WHAT THIS TASK INVOLVES: Lines in the listing below containing the string "Herbicidal" are to be identified and copied.

RECORDS FOR PROCESSING:
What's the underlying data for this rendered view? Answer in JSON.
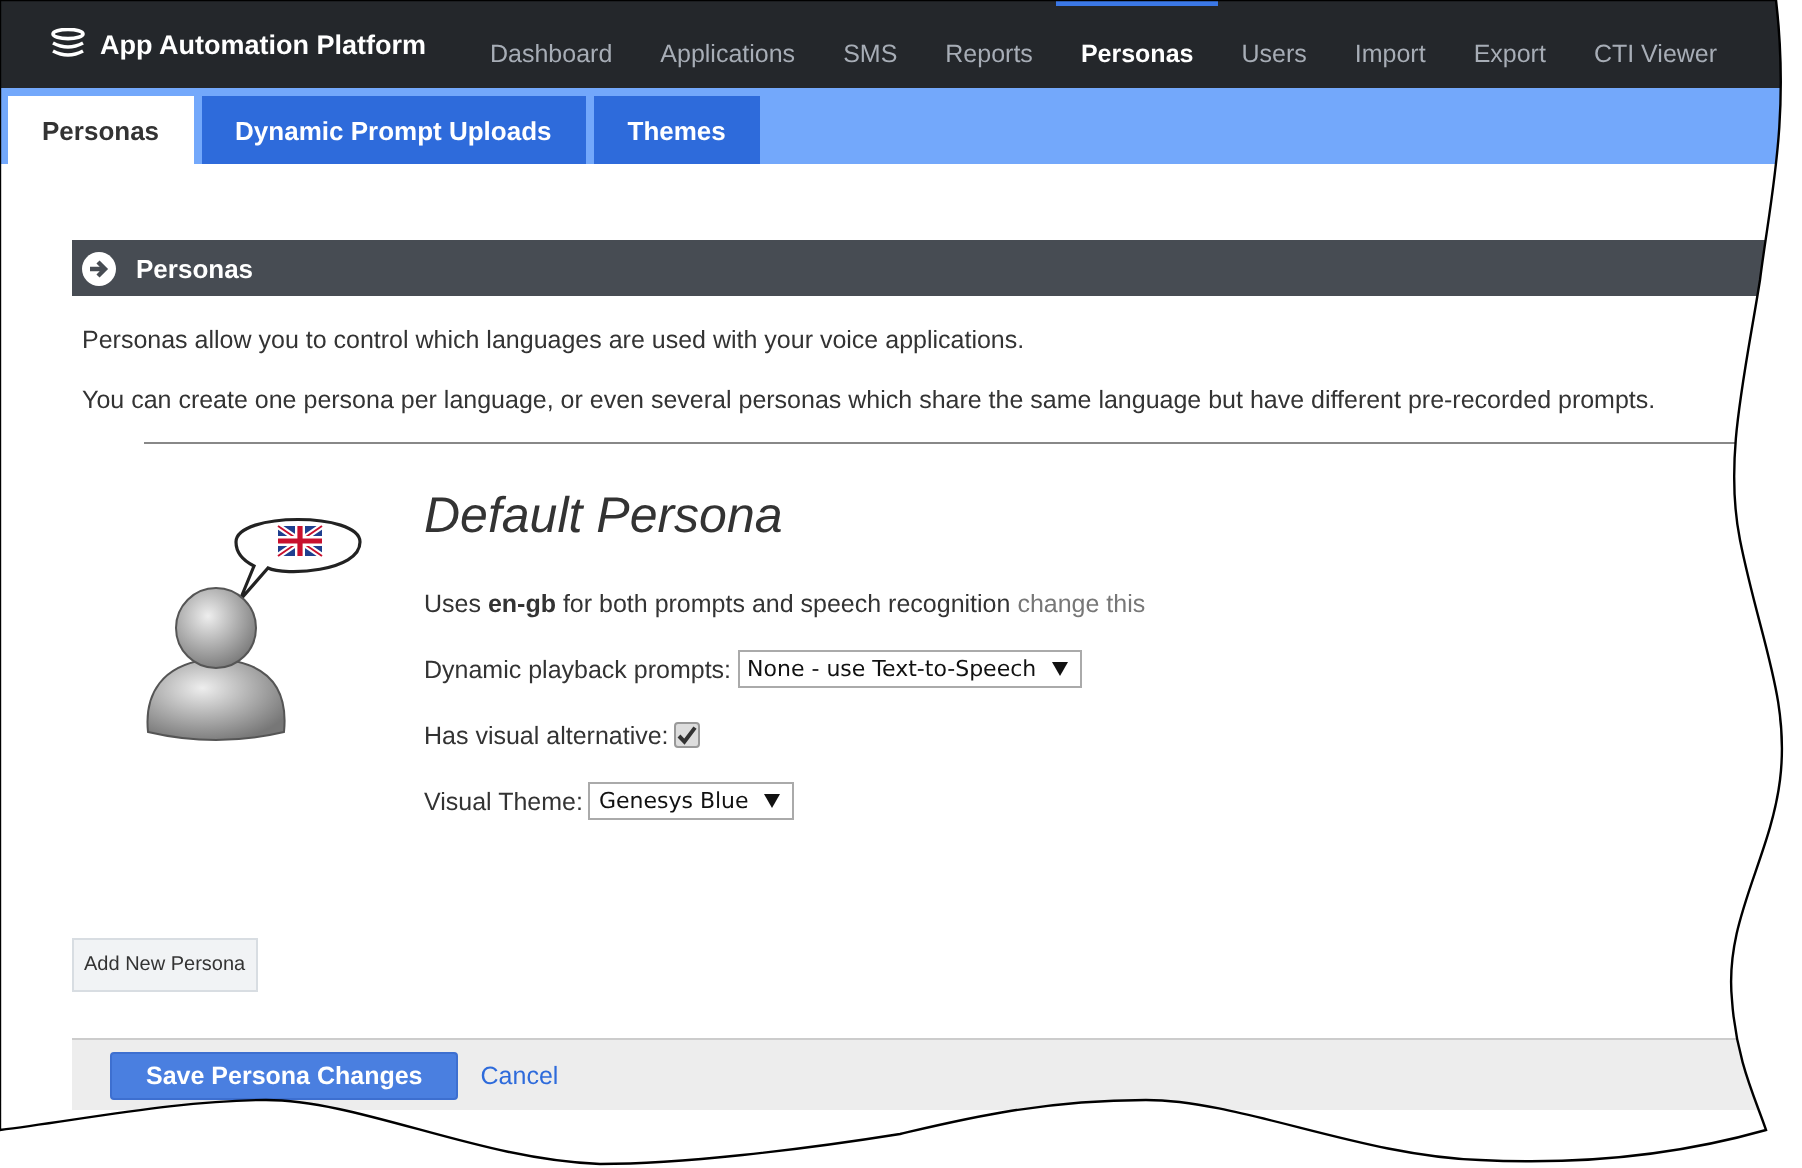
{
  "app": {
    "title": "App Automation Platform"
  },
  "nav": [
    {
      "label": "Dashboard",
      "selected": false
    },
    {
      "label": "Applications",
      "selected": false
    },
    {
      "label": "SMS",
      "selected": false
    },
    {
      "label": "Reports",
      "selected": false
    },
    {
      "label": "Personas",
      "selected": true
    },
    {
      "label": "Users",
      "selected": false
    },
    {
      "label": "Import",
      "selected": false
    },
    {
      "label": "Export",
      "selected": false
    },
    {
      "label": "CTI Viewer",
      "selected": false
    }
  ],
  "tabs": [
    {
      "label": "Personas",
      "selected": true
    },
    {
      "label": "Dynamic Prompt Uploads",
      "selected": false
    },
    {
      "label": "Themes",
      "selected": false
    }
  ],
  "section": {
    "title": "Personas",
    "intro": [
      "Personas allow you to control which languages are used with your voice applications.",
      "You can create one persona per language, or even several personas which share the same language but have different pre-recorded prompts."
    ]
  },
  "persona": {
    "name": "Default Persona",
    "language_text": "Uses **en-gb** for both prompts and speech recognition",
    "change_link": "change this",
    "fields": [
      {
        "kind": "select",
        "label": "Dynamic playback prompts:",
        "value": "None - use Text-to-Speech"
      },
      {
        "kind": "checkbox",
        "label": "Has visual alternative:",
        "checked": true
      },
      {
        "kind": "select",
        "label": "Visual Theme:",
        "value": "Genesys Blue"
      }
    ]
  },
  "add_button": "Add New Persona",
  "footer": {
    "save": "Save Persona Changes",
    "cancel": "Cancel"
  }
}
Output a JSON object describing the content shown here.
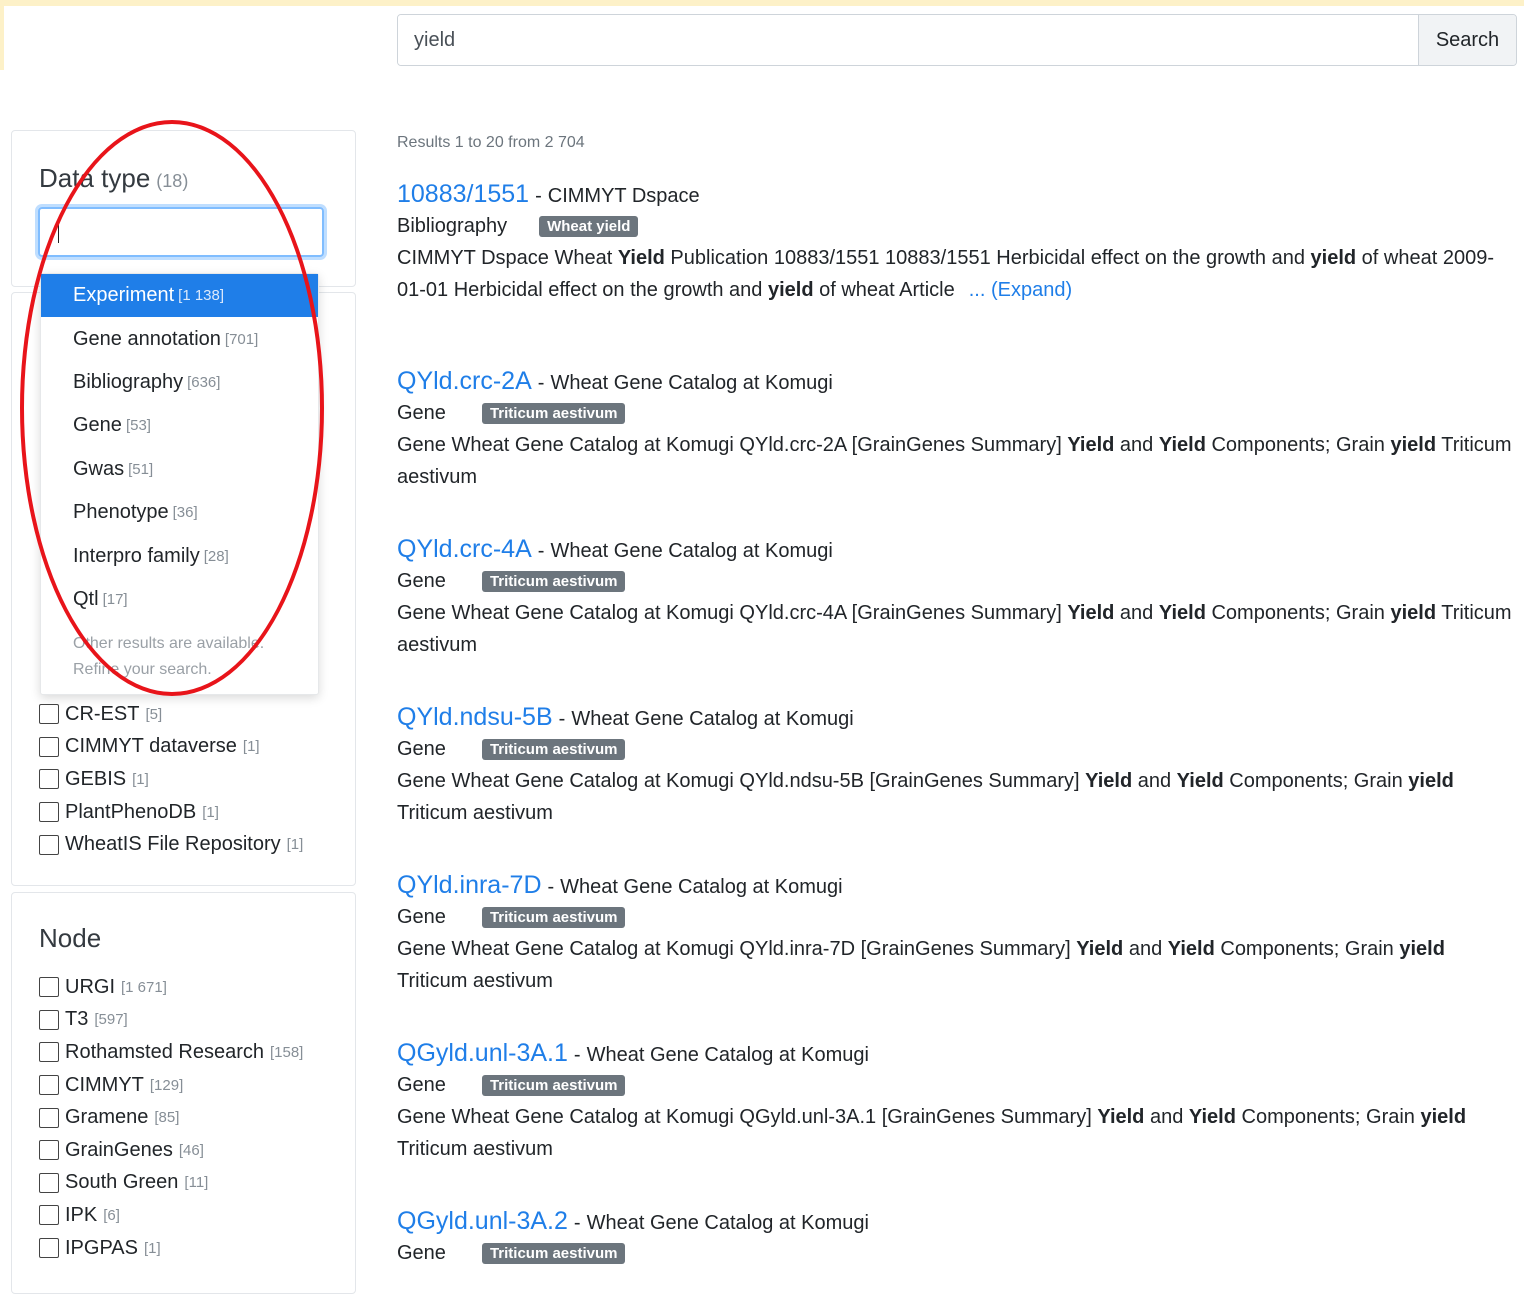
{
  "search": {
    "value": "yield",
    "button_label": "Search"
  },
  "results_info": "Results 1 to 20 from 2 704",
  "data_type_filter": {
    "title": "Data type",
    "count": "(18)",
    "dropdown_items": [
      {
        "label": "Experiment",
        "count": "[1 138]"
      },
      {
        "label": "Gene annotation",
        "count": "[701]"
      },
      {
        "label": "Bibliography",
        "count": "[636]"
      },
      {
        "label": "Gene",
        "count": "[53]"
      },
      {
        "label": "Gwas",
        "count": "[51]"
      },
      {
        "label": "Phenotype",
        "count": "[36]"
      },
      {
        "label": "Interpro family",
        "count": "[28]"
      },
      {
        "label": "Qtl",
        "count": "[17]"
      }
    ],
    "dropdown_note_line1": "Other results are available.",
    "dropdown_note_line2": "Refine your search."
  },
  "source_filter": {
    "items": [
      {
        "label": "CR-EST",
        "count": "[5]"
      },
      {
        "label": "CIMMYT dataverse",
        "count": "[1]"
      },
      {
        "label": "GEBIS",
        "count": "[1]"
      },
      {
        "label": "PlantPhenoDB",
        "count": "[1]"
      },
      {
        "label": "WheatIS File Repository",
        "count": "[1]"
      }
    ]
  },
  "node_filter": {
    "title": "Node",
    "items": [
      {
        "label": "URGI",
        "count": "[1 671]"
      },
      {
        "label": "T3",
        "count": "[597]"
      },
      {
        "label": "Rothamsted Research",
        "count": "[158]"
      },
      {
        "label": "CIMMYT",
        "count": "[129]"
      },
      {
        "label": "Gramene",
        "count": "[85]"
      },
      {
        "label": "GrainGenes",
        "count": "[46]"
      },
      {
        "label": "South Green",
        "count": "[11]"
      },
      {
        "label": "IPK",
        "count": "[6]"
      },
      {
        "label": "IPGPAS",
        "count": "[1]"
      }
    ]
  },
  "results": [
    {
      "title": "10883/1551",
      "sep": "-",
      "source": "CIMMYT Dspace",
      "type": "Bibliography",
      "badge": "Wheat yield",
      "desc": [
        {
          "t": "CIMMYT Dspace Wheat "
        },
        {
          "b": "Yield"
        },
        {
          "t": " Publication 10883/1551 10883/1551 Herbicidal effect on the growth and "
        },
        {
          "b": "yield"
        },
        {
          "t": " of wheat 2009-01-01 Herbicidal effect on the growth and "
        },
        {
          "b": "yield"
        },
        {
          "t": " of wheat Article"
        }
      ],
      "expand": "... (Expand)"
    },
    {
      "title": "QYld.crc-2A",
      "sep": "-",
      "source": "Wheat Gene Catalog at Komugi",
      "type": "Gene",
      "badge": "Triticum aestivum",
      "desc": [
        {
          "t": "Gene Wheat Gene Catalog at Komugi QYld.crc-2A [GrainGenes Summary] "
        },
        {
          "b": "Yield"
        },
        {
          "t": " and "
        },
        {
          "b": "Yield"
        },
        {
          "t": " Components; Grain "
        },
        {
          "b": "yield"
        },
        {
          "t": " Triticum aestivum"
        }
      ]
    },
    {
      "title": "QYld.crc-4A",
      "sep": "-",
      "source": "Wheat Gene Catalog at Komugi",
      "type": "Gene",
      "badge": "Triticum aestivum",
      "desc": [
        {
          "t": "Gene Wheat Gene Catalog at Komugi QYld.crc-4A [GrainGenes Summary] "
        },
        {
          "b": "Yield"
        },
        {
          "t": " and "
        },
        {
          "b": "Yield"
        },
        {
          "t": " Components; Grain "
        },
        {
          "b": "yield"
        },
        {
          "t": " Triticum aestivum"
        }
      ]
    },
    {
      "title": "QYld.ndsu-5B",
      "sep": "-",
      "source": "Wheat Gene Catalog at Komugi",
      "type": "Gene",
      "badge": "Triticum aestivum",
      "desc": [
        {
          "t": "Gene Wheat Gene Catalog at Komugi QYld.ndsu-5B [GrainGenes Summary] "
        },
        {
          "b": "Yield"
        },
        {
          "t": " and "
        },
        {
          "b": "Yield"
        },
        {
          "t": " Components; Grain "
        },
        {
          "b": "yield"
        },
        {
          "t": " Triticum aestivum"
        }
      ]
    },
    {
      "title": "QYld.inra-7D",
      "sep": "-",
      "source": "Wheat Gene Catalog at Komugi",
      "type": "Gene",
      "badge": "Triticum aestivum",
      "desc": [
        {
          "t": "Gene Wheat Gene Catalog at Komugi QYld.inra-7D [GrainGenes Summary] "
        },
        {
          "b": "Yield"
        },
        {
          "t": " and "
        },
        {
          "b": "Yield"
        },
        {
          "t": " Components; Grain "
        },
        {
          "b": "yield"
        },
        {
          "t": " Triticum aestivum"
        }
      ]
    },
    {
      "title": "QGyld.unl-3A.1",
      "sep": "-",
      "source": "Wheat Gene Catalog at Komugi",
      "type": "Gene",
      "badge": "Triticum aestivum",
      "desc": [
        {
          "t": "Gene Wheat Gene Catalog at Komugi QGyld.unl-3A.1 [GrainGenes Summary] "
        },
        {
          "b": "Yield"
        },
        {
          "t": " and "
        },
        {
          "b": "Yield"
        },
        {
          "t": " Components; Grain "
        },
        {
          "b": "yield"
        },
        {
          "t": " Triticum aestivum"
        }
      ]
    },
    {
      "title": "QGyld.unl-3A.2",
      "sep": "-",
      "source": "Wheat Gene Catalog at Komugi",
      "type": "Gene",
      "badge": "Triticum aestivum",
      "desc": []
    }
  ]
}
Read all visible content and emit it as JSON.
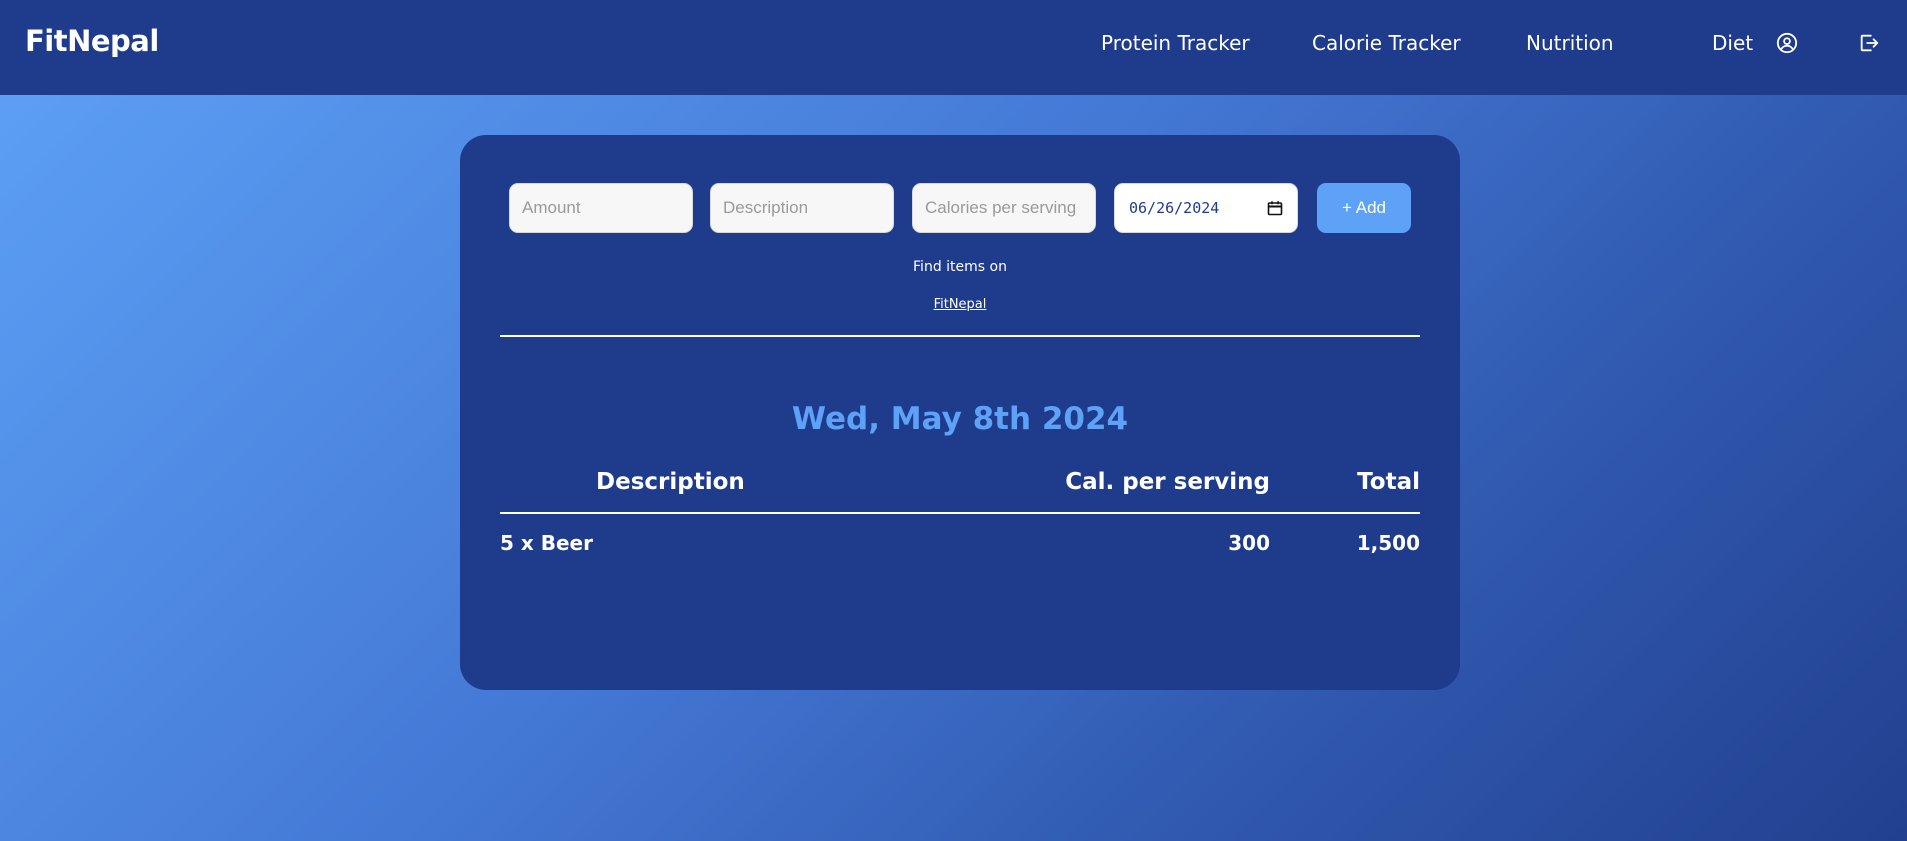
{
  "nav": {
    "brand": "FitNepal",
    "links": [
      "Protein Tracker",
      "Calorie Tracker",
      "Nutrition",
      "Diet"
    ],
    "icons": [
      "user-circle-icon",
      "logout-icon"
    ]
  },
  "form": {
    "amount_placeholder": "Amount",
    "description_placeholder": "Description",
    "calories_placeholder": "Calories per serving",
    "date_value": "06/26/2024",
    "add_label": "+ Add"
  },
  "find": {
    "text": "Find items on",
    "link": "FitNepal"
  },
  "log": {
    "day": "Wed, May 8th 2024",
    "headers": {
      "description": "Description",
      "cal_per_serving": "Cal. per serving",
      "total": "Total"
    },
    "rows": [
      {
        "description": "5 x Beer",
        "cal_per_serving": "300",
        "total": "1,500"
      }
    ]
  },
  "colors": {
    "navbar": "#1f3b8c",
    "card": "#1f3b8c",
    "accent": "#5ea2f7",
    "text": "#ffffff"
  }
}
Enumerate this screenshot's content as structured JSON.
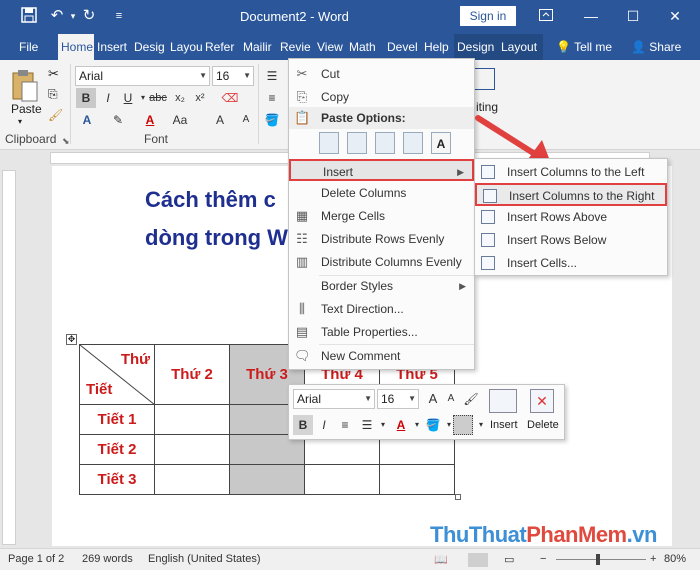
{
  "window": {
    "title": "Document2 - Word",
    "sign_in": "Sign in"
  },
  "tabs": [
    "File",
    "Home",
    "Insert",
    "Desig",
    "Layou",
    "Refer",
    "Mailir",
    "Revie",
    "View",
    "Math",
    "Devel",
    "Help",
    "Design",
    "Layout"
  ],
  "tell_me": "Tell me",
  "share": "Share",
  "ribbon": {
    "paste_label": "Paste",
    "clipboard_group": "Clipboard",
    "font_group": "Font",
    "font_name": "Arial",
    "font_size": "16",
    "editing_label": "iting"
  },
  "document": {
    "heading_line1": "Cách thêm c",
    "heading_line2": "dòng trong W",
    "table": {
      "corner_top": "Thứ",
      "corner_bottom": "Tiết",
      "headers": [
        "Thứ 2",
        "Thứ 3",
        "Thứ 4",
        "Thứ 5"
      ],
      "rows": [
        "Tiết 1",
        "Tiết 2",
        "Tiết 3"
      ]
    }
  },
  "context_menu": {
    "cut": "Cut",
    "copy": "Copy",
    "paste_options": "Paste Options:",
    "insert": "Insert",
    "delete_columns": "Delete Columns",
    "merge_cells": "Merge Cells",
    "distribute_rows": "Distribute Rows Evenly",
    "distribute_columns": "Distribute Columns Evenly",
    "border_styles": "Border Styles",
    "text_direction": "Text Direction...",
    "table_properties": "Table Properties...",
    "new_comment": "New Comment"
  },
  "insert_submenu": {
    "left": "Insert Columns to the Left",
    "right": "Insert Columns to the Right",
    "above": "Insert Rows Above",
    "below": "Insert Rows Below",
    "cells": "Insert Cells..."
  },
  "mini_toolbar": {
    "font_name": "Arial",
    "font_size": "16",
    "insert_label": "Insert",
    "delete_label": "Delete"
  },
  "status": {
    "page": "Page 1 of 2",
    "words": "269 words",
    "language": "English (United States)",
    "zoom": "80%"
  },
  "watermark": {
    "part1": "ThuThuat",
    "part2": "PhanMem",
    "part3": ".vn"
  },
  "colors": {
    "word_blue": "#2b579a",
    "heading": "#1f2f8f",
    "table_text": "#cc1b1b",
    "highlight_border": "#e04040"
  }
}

TASK SOLUTION:
          "t": " Publication 10883/1551 10883/1551 Herbicidal effect on the growth and "
          "t": " of wheat 2009-01-01 Herbicidal effect on the growth and "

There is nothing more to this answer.